Source data
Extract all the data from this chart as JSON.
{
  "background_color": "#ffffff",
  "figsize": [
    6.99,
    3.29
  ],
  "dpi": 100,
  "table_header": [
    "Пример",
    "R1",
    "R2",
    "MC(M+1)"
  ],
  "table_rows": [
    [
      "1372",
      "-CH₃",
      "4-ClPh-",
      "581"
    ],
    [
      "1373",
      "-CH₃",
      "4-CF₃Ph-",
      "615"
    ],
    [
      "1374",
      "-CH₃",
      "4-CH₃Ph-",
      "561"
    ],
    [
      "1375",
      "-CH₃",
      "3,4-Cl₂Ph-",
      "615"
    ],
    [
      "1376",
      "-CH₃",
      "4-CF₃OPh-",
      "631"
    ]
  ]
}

Objective
Give the entries once more, exactly as they appear.

Complete answer
Extract all the data from this chart as JSON.
{
  "background_color": "#ffffff",
  "figsize": [
    6.99,
    3.29
  ],
  "dpi": 100,
  "table_header": [
    "Пример",
    "R1",
    "R2",
    "MC(M+1)"
  ],
  "table_rows": [
    [
      "1372",
      "-CH₃",
      "4-ClPh-",
      "581"
    ],
    [
      "1373",
      "-CH₃",
      "4-CF₃Ph-",
      "615"
    ],
    [
      "1374",
      "-CH₃",
      "4-CH₃Ph-",
      "561"
    ],
    [
      "1375",
      "-CH₃",
      "3,4-Cl₂Ph-",
      "615"
    ],
    [
      "1376",
      "-CH₃",
      "4-CF₃OPh-",
      "631"
    ]
  ]
}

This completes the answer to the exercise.